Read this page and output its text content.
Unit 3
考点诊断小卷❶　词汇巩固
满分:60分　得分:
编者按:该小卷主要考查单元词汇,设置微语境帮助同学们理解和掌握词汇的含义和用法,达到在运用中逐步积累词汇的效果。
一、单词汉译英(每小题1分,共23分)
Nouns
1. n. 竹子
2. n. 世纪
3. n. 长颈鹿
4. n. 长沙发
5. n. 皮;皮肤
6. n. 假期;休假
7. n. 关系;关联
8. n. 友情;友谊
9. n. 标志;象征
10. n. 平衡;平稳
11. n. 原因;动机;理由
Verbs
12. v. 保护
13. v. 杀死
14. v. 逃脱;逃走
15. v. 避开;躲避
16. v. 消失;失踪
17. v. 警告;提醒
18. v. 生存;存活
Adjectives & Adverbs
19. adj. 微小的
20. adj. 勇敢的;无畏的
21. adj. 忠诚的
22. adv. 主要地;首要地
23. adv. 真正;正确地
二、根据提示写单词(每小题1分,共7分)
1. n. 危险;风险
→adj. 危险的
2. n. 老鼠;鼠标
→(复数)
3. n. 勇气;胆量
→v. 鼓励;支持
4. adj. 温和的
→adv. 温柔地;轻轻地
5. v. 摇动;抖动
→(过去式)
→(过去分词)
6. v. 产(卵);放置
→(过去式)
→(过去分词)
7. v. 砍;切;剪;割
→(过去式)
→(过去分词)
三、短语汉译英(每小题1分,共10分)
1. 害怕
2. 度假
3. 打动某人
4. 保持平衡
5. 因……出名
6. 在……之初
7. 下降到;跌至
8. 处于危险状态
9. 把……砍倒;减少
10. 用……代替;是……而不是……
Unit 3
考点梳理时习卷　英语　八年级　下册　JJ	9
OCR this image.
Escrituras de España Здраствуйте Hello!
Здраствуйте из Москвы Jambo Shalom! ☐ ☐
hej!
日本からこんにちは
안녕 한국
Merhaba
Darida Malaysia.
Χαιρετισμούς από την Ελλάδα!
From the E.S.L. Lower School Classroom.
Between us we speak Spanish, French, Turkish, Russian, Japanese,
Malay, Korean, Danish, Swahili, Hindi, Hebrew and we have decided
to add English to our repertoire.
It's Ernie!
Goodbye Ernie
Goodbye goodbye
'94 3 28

# Problem to solve:
Output the lines from the line containing "OCR this image." to the end, both included; add nothing.

# Reply:
OCR this image.
Escrituras de España Здраствуйте Hello!
Здраствуйте из Москвы Jambo Shalom! ☐ ☐
hej!
日本からこんにちは
안녕 한국
Merhaba
Darida Malaysia.
Χαιρετισμούς από την Ελλάδα!
From the E.S.L. Lower School Classroom.
Between us we speak Spanish, French, Turkish, Russian, Japanese,
Malay, Korean, Danish, Swahili, Hindi, Hebrew and we have decided
to add English to our repertoire.
It's Ernie!
Goodbye Ernie
Goodbye goodbye
'94 3 28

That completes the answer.